* RECORDS TO PROCESS:
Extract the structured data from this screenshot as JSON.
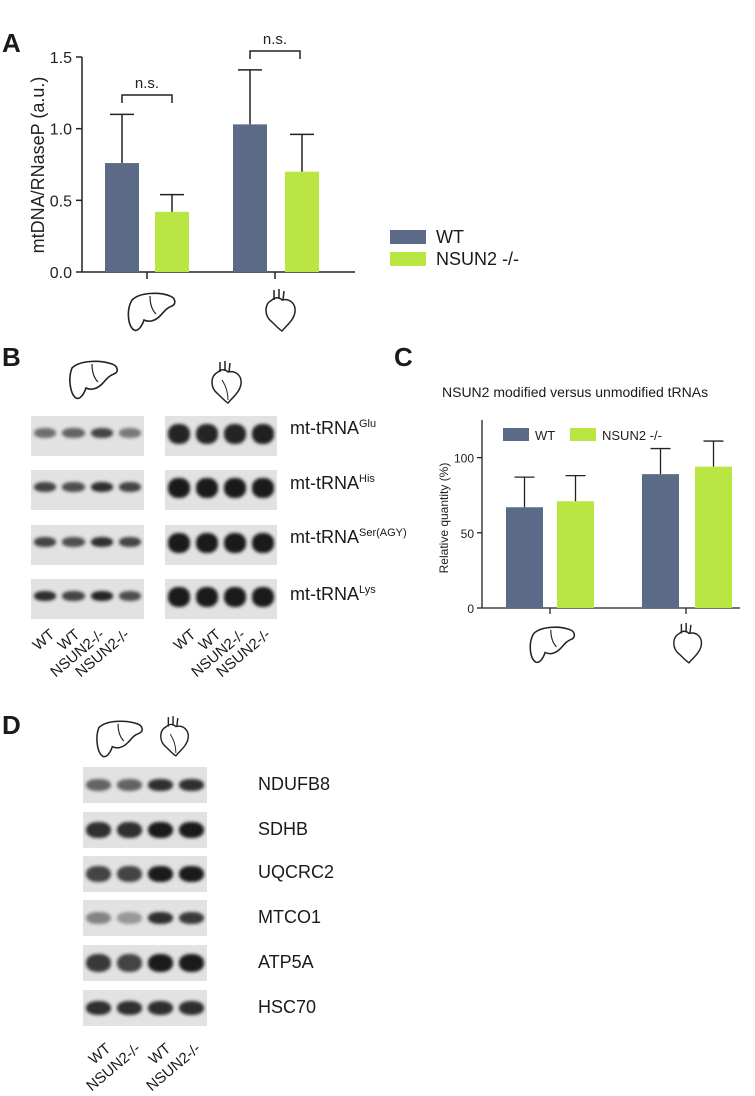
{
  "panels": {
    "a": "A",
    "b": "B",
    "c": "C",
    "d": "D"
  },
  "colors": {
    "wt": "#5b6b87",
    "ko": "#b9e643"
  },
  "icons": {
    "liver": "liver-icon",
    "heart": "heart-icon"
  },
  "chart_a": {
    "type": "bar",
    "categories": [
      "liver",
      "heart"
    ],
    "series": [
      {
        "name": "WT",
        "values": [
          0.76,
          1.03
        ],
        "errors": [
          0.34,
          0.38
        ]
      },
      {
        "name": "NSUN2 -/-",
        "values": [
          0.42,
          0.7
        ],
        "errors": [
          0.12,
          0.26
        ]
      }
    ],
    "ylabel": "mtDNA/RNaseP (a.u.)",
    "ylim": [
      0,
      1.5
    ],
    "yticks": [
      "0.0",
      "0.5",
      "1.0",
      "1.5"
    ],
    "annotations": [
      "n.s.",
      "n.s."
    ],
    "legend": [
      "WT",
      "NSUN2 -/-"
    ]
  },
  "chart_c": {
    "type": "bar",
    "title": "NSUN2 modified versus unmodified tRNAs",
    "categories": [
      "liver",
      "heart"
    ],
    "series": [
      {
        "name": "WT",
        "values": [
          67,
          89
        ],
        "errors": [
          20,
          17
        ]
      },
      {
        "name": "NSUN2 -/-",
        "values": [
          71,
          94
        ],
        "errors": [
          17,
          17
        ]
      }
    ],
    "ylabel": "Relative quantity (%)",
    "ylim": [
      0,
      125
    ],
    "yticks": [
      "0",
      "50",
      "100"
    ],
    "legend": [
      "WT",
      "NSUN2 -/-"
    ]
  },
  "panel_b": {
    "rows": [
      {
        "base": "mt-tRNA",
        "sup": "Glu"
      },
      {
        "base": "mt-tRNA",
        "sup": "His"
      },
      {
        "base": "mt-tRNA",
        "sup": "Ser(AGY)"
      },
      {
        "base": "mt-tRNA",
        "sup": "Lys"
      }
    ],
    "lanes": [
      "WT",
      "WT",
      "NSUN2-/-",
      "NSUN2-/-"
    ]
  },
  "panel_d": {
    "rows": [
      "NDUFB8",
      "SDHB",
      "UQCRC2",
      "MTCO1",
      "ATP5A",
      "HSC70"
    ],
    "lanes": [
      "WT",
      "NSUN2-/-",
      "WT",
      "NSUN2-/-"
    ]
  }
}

* AIM: Can you retype every record above exactly, leaving out the pictures?

* TASK ANSWER:
Extract the structured data from this screenshot as JSON.
{
  "panels": {
    "a": "A",
    "b": "B",
    "c": "C",
    "d": "D"
  },
  "colors": {
    "wt": "#5b6b87",
    "ko": "#b9e643"
  },
  "icons": {
    "liver": "liver-icon",
    "heart": "heart-icon"
  },
  "chart_a": {
    "type": "bar",
    "categories": [
      "liver",
      "heart"
    ],
    "series": [
      {
        "name": "WT",
        "values": [
          0.76,
          1.03
        ],
        "errors": [
          0.34,
          0.38
        ]
      },
      {
        "name": "NSUN2 -/-",
        "values": [
          0.42,
          0.7
        ],
        "errors": [
          0.12,
          0.26
        ]
      }
    ],
    "ylabel": "mtDNA/RNaseP (a.u.)",
    "ylim": [
      0,
      1.5
    ],
    "yticks": [
      "0.0",
      "0.5",
      "1.0",
      "1.5"
    ],
    "annotations": [
      "n.s.",
      "n.s."
    ],
    "legend": [
      "WT",
      "NSUN2 -/-"
    ]
  },
  "chart_c": {
    "type": "bar",
    "title": "NSUN2 modified versus unmodified tRNAs",
    "categories": [
      "liver",
      "heart"
    ],
    "series": [
      {
        "name": "WT",
        "values": [
          67,
          89
        ],
        "errors": [
          20,
          17
        ]
      },
      {
        "name": "NSUN2 -/-",
        "values": [
          71,
          94
        ],
        "errors": [
          17,
          17
        ]
      }
    ],
    "ylabel": "Relative quantity (%)",
    "ylim": [
      0,
      125
    ],
    "yticks": [
      "0",
      "50",
      "100"
    ],
    "legend": [
      "WT",
      "NSUN2 -/-"
    ]
  },
  "panel_b": {
    "rows": [
      {
        "base": "mt-tRNA",
        "sup": "Glu"
      },
      {
        "base": "mt-tRNA",
        "sup": "His"
      },
      {
        "base": "mt-tRNA",
        "sup": "Ser(AGY)"
      },
      {
        "base": "mt-tRNA",
        "sup": "Lys"
      }
    ],
    "lanes": [
      "WT",
      "WT",
      "NSUN2-/-",
      "NSUN2-/-"
    ]
  },
  "panel_d": {
    "rows": [
      "NDUFB8",
      "SDHB",
      "UQCRC2",
      "MTCO1",
      "ATP5A",
      "HSC70"
    ],
    "lanes": [
      "WT",
      "NSUN2-/-",
      "WT",
      "NSUN2-/-"
    ]
  }
}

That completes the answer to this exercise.